>> Begin Information provided

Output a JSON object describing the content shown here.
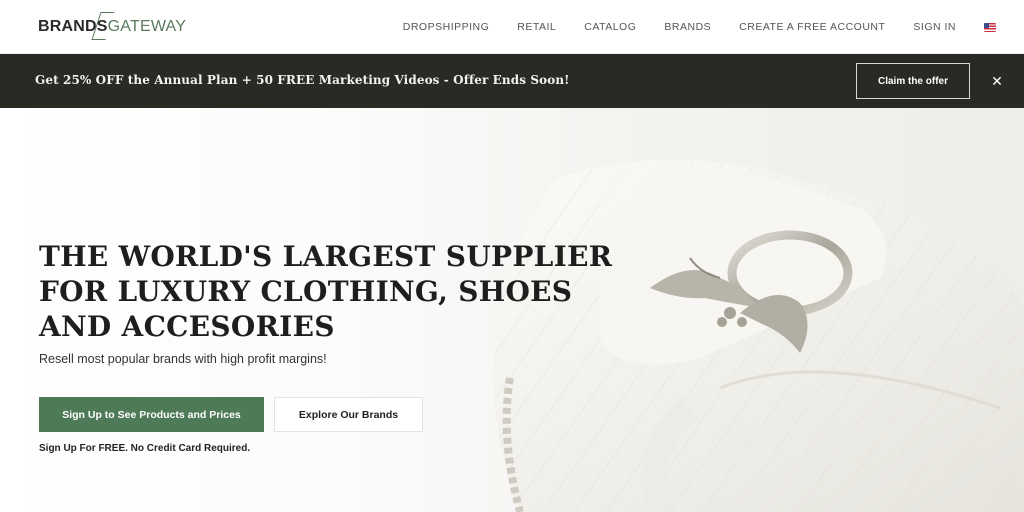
{
  "header": {
    "logo": {
      "part1": "BRANDS",
      "part2": "GATEWAY"
    },
    "nav": [
      {
        "label": "DROPSHIPPING"
      },
      {
        "label": "RETAIL"
      },
      {
        "label": "CATALOG"
      },
      {
        "label": "BRANDS"
      },
      {
        "label": "CREATE A FREE ACCOUNT"
      },
      {
        "label": "SIGN IN"
      }
    ],
    "flag_icon": "us-flag-icon"
  },
  "promo": {
    "text": "Get 25% OFF the Annual Plan + 50 FREE Marketing Videos - Offer Ends Soon!",
    "button_label": "Claim the offer",
    "close_symbol": "✕"
  },
  "hero": {
    "headline_lines": [
      "THE WORLD'S LARGEST SUPPLIER",
      "FOR LUXURY CLOTHING, SHOES",
      "AND ACCESORIES"
    ],
    "subline": "Resell most popular brands with high profit margins!",
    "primary_button": "Sign Up to See Products and Prices",
    "secondary_button": "Explore Our Brands",
    "note": "Sign Up For FREE. No Credit Card Required."
  },
  "colors": {
    "promo_bg": "#2a2a25",
    "accent_green": "#4f7a57",
    "logo_green": "#5a7a5e"
  }
}
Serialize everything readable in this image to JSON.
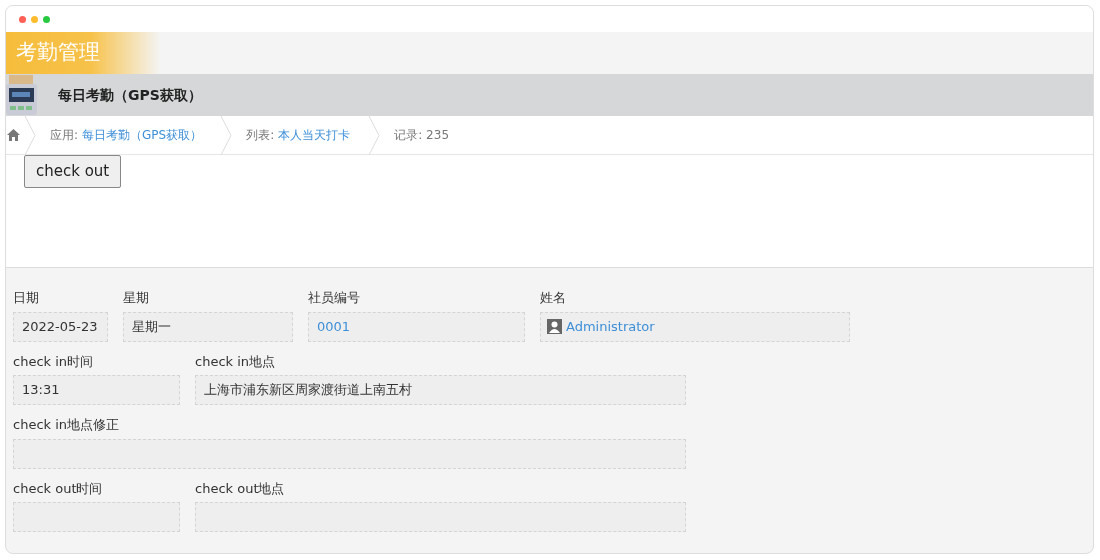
{
  "header": {
    "title": "考勤管理"
  },
  "page": {
    "title": "每日考勤（GPS获取）"
  },
  "breadcrumb": [
    {
      "label": "应用:",
      "link": "每日考勤（GPS获取）"
    },
    {
      "label": "列表:",
      "link": "本人当天打卡"
    },
    {
      "label": "记录: 235"
    }
  ],
  "action_button": "check out",
  "form_rows": [
    [
      {
        "label": "日期",
        "value": "2022-05-23",
        "kind": "text"
      },
      {
        "label": "星期",
        "value": "星期一",
        "kind": "text"
      },
      {
        "label": "社员编号",
        "value": "0001",
        "kind": "link"
      },
      {
        "label": "姓名",
        "value": "Administrator",
        "kind": "user"
      }
    ],
    [
      {
        "label": "check in时间",
        "value": "13:31",
        "kind": "text"
      },
      {
        "label": "check in地点",
        "value": "上海市浦东新区周家渡街道上南五村",
        "kind": "text"
      }
    ],
    [
      {
        "label": "check in地点修正"
      }
    ],
    [
      {
        "label": "check out时间"
      },
      {
        "label": "check out地点"
      }
    ]
  ]
}
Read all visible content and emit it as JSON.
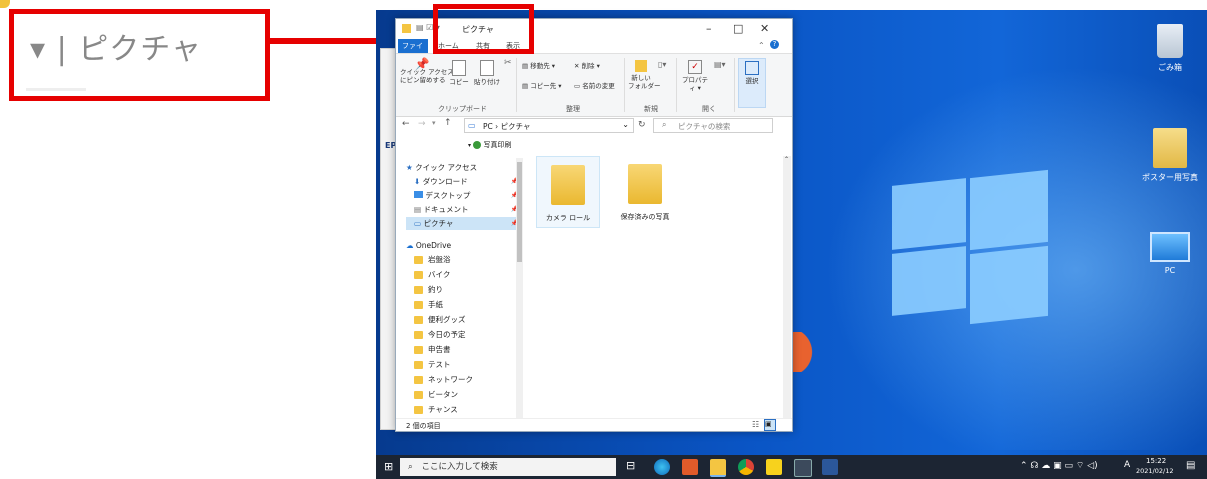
{
  "zoom": {
    "text": "▾ | ピクチャ"
  },
  "explorer": {
    "title": "ピクチャ",
    "tabs": [
      "ファイル",
      "ホーム",
      "共有",
      "表示"
    ],
    "ribbon": {
      "pin_label": "クイック アクセス\nにピン留めする",
      "copy_label": "コピー",
      "paste_label": "貼り付け",
      "clipboard_group": "クリップボード",
      "move_to": "移動先",
      "copy_to": "コピー先",
      "delete": "削除",
      "rename": "名前の変更",
      "organize_group": "整理",
      "new_folder": "新しい\nフォルダー",
      "new_group": "新規",
      "properties": "プロパティ",
      "open_group": "開く",
      "select": "選択"
    },
    "address": "PC › ピクチャ",
    "search_placeholder": "ピクチャの検索",
    "photo_print": "写真印刷",
    "nav": {
      "quick_access": "クイック アクセス",
      "quick_items": [
        "ダウンロード",
        "デスクトップ",
        "ドキュメント",
        "ピクチャ"
      ],
      "onedrive": "OneDrive",
      "onedrive_items": [
        "岩盤浴",
        "バイク",
        "釣り",
        "手紙",
        "便利グッズ",
        "今日の予定",
        "申告書",
        "テスト",
        "ネットワーク",
        "ビータン",
        "チャンス"
      ]
    },
    "folders": [
      "カメラ ロール",
      "保存済みの写真"
    ],
    "status": "2 個の項目"
  },
  "desktop": {
    "icons": [
      "ごみ箱",
      "ポスター用写真",
      "PC"
    ],
    "partial_label": "EP"
  },
  "taskbar": {
    "search_placeholder": "ここに入力して検索",
    "time": "15:22",
    "date": "2021/02/12",
    "ime": "A"
  }
}
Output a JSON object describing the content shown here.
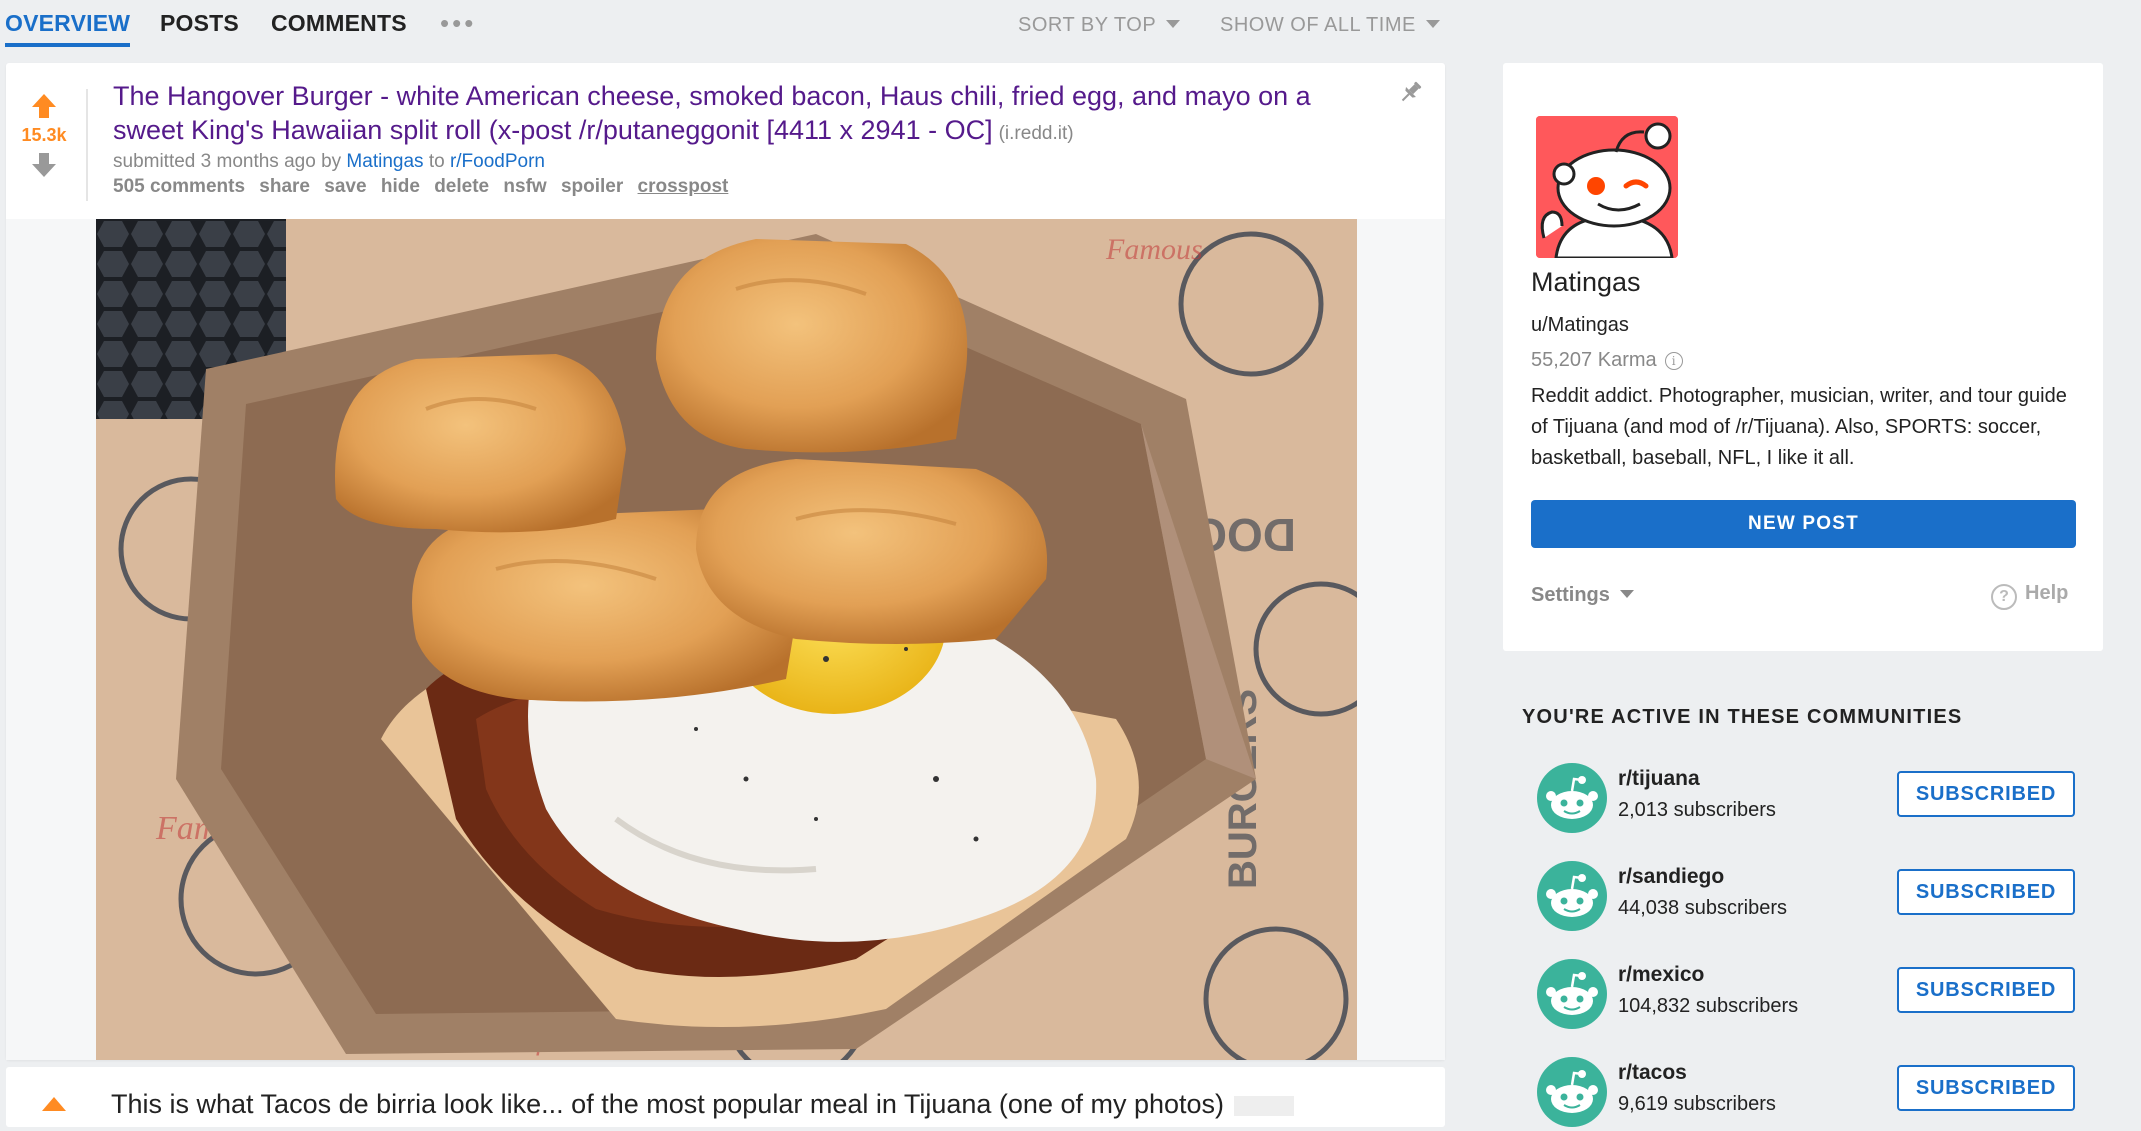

>> End Information provided

Write out all the entries exactly, except for the pictures.

Output a JSON object describing the content shown here.
{
  "header": {
    "logo": {
      "part1": "BRANDS",
      "part2": "GATEWAY"
    },
    "nav": [
      {
        "label": "DROPSHIPPING"
      },
      {
        "label": "RETAIL"
      },
      {
        "label": "CATALOG"
      },
      {
        "label": "BRANDS"
      },
      {
        "label": "CREATE A FREE ACCOUNT"
      },
      {
        "label": "SIGN IN"
      }
    ],
    "flag_icon": "us-flag-icon"
  },
  "promo": {
    "text": "Get 25% OFF the Annual Plan + 50 FREE Marketing Videos - Offer Ends Soon!",
    "button_label": "Claim the offer",
    "close_symbol": "✕"
  },
  "hero": {
    "headline_lines": [
      "THE WORLD'S LARGEST SUPPLIER",
      "FOR LUXURY CLOTHING, SHOES",
      "AND ACCESORIES"
    ],
    "subline": "Resell most popular brands with high profit margins!",
    "primary_button": "Sign Up to See Products and Prices",
    "secondary_button": "Explore Our Brands",
    "note": "Sign Up For FREE. No Credit Card Required."
  },
  "colors": {
    "promo_bg": "#2a2a25",
    "accent_green": "#4f7a57",
    "logo_green": "#5a7a5e"
  }
}
Serialize everything readable in this image to JSON.
{
  "header": {
    "title": "考勤管理"
  },
  "page": {
    "title": "每日考勤（GPS获取）"
  },
  "breadcrumb": [
    {
      "label": "应用:",
      "link": "每日考勤（GPS获取）"
    },
    {
      "label": "列表:",
      "link": "本人当天打卡"
    },
    {
      "label": "记录: 235"
    }
  ],
  "action_button": "check out",
  "form_rows": [
    [
      {
        "label": "日期",
        "value": "2022-05-23",
        "kind": "text"
      },
      {
        "label": "星期",
        "value": "星期一",
        "kind": "text"
      },
      {
        "label": "社员编号",
        "value": "0001",
        "kind": "link"
      },
      {
        "label": "姓名",
        "value": "Administrator",
        "kind": "user"
      }
    ],
    [
      {
        "label": "check in时间",
        "value": "13:31",
        "kind": "text"
      },
      {
        "label": "check in地点",
        "value": "上海市浦东新区周家渡街道上南五村",
        "kind": "text"
      }
    ],
    [
      {
        "label": "check in地点修正"
      }
    ],
    [
      {
        "label": "check out时间"
      },
      {
        "label": "check out地点"
      }
    ]
  ]
}
Read all visible content and emit it as JSON.
{
  "zoom": {
    "text": "▾ | ピクチャ"
  },
  "explorer": {
    "title": "ピクチャ",
    "tabs": [
      "ファイル",
      "ホーム",
      "共有",
      "表示"
    ],
    "ribbon": {
      "pin_label": "クイック アクセス\nにピン留めする",
      "copy_label": "コピー",
      "paste_label": "貼り付け",
      "clipboard_group": "クリップボード",
      "move_to": "移動先",
      "copy_to": "コピー先",
      "delete": "削除",
      "rename": "名前の変更",
      "organize_group": "整理",
      "new_folder": "新しい\nフォルダー",
      "new_group": "新規",
      "properties": "プロパティ",
      "open_group": "開く",
      "select": "選択"
    },
    "address": "PC › ピクチャ",
    "search_placeholder": "ピクチャの検索",
    "photo_print": "写真印刷",
    "nav": {
      "quick_access": "クイック アクセス",
      "quick_items": [
        "ダウンロード",
        "デスクトップ",
        "ドキュメント",
        "ピクチャ"
      ],
      "onedrive": "OneDrive",
      "onedrive_items": [
        "岩盤浴",
        "バイク",
        "釣り",
        "手紙",
        "便利グッズ",
        "今日の予定",
        "申告書",
        "テスト",
        "ネットワーク",
        "ビータン",
        "チャンス"
      ]
    },
    "folders": [
      "カメラ ロール",
      "保存済みの写真"
    ],
    "status": "2 個の項目"
  },
  "desktop": {
    "icons": [
      "ごみ箱",
      "ポスター用写真",
      "PC"
    ],
    "partial_label": "EP"
  },
  "taskbar": {
    "search_placeholder": "ここに入力して検索",
    "time": "15:22",
    "date": "2021/02/12",
    "ime": "A"
  }
}
Output a JSON object describing the content shown here.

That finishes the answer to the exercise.